### [Problem details]
Whenever a line contains the string "Handheld", copy it out of the entries.
# Start of Supplied material
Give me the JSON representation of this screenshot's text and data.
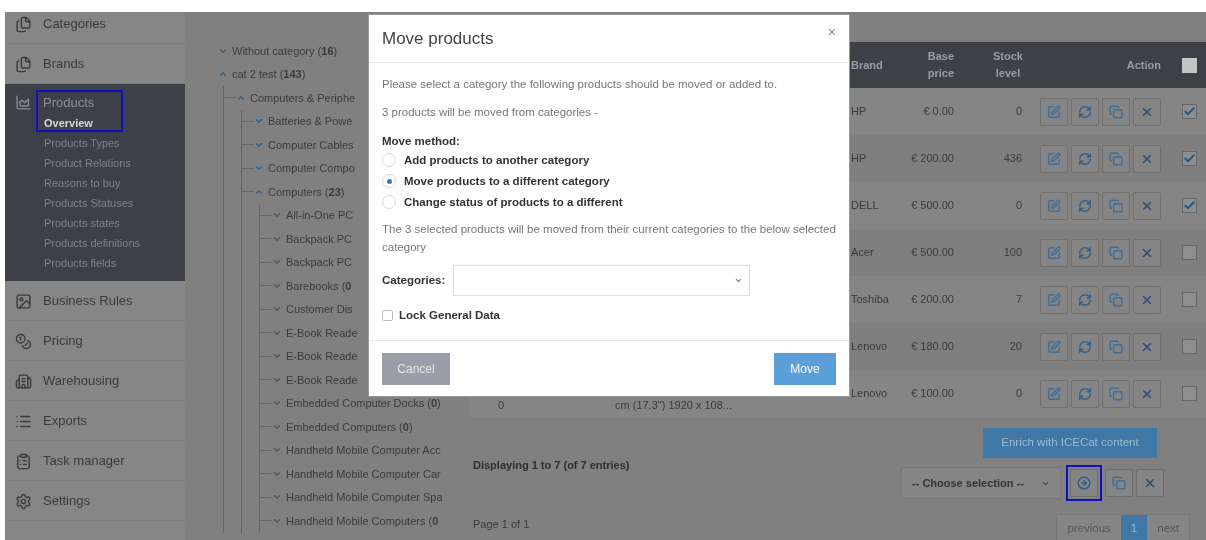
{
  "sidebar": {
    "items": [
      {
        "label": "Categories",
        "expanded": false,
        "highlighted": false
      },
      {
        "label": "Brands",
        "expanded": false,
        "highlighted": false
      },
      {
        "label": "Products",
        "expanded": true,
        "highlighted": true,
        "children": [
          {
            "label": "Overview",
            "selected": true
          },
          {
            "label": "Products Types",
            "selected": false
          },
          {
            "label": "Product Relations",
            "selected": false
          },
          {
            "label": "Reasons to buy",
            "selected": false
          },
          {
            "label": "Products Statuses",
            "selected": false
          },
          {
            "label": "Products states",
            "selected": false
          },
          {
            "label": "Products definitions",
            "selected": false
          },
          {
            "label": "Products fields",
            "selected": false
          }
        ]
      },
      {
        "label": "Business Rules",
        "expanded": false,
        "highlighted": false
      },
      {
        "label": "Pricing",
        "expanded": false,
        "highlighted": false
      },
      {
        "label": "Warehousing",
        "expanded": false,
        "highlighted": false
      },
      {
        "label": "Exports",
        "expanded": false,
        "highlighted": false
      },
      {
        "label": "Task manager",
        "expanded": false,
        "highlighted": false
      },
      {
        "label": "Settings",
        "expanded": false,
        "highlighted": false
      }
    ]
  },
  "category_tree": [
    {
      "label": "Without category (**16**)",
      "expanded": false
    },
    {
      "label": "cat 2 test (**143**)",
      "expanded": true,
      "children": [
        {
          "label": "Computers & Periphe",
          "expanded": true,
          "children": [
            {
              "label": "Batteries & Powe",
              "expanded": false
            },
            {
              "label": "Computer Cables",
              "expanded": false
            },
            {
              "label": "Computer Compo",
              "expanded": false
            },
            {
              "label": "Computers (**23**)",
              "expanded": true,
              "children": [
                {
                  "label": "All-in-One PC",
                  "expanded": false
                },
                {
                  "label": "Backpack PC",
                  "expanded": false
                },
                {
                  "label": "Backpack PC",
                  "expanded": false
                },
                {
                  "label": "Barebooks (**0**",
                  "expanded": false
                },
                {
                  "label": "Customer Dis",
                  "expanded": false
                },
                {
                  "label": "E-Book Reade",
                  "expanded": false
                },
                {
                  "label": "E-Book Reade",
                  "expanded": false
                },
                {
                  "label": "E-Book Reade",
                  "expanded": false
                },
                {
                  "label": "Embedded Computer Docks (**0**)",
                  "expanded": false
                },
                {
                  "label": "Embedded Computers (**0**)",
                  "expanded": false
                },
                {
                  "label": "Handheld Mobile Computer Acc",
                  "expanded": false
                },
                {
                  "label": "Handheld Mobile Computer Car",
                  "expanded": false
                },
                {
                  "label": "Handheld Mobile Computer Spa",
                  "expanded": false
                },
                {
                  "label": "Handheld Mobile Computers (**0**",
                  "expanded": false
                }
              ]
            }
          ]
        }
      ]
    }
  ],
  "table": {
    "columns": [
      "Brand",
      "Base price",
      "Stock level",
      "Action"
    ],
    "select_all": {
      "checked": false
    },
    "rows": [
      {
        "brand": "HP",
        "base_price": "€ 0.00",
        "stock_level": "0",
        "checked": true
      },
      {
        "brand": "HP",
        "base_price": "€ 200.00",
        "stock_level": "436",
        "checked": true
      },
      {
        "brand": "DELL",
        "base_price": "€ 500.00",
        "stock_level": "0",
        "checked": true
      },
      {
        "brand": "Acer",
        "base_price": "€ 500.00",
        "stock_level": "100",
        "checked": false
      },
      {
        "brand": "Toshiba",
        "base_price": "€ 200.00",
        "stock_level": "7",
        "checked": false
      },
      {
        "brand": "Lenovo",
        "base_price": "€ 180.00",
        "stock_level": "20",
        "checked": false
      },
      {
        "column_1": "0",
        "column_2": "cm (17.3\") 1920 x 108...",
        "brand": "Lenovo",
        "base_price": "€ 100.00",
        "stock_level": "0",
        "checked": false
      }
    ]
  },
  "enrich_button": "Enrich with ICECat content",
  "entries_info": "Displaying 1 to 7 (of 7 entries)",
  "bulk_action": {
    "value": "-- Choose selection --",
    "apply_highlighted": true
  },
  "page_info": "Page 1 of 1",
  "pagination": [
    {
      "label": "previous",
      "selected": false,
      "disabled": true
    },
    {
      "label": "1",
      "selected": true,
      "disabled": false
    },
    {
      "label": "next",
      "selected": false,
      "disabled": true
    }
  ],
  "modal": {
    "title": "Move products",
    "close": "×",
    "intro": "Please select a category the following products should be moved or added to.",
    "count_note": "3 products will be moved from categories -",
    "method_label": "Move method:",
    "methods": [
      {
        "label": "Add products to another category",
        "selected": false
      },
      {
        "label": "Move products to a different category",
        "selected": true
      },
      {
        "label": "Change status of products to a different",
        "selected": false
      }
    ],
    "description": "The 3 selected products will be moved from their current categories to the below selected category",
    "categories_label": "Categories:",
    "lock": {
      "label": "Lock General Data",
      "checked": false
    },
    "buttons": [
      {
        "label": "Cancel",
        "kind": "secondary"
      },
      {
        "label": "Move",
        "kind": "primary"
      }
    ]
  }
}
# End of Supplied material
# Start of Supplied material
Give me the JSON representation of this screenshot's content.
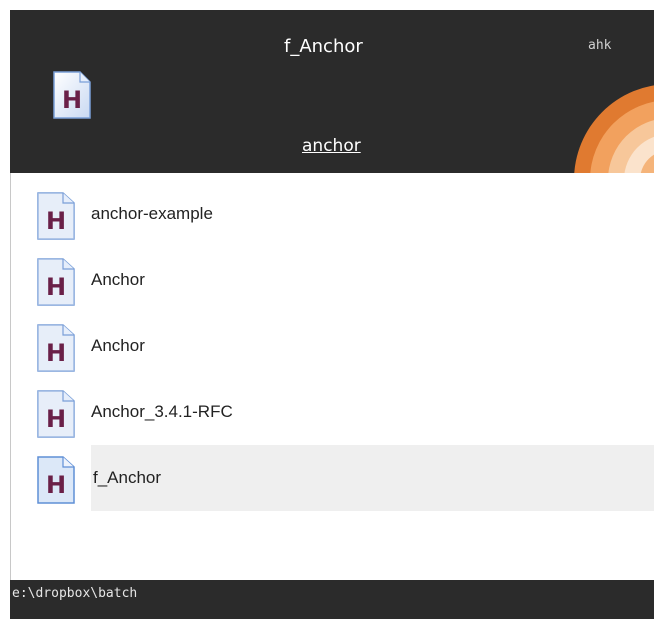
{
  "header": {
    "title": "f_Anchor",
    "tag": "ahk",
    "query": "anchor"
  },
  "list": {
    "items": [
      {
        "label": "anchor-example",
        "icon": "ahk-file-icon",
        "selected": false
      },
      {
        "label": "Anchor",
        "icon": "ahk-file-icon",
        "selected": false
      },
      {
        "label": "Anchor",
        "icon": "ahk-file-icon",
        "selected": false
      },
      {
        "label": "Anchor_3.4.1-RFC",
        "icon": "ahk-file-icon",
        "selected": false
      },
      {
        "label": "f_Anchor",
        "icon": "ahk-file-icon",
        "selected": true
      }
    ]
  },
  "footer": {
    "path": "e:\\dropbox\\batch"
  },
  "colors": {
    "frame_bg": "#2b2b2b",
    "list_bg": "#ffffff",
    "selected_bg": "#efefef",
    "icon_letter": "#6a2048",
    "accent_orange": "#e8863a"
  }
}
# End of Supplied material
### [Written answer]
                  "label": "Handheld Mobile Computer Acc",
                  "label": "Handheld Mobile Computer Car",
                  "label": "Handheld Mobile Computer Spa",
                  "label": "Handheld Mobile Computers (**0**",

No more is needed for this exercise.